= MATERIAL FOR THE TASK =
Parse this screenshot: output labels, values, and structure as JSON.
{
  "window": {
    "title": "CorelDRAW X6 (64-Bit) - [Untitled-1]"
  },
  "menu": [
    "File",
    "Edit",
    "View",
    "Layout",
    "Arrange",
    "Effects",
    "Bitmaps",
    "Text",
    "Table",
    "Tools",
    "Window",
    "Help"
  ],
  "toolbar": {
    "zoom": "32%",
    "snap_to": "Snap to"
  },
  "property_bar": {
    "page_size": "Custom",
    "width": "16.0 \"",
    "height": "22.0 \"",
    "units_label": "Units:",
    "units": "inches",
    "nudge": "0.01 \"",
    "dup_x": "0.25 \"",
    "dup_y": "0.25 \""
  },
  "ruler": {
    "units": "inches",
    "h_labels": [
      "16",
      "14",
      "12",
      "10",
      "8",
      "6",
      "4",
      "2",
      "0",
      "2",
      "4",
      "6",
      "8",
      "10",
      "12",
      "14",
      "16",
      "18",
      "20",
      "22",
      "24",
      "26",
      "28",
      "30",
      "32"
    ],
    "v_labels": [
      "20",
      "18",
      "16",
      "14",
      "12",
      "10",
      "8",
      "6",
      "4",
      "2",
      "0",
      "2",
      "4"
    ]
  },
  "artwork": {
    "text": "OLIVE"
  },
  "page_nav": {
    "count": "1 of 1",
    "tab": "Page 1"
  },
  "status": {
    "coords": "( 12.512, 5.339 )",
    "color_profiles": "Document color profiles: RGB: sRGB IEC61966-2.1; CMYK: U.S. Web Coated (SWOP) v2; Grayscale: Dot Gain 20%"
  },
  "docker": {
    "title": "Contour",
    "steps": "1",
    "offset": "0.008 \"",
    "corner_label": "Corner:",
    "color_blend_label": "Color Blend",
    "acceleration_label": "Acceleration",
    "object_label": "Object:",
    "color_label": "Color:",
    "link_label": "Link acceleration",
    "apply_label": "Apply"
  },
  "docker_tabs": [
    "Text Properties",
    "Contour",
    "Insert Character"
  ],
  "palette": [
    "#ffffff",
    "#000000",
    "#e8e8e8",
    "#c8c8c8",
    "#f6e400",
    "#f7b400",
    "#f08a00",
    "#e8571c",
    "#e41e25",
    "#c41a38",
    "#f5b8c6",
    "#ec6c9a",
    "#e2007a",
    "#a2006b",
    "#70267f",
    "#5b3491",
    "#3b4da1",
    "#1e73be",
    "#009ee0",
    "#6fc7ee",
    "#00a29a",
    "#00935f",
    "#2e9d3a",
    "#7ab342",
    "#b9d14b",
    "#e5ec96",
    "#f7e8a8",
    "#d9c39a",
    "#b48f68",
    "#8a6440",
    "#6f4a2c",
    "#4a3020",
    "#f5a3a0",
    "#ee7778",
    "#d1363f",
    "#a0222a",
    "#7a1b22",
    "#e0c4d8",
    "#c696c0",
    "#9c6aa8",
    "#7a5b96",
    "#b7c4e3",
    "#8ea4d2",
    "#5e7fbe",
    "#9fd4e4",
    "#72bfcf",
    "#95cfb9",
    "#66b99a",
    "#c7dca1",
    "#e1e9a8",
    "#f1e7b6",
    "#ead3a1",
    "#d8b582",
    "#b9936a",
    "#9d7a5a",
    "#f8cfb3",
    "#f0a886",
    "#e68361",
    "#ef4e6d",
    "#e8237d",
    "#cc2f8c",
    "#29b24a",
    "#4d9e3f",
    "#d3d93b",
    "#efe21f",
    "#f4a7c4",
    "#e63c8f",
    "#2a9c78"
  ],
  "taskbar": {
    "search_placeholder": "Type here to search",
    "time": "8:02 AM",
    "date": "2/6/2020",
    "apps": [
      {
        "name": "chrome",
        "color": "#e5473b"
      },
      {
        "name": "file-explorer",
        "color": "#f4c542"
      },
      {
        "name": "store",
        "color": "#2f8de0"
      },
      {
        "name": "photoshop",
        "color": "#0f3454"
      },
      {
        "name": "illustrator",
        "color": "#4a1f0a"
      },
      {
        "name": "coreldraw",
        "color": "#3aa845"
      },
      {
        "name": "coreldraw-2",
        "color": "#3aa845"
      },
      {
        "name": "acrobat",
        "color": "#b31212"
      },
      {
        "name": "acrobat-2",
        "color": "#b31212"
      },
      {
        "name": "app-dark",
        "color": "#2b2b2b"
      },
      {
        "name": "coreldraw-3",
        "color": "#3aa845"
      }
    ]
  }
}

= STATED GOAL =
Go through the records above, find every line with the word "title", and list those lines.

= THE RESPONSE =
    "title": "CorelDRAW X6 (64-Bit) - [Untitled-1]"
    "title": "Contour",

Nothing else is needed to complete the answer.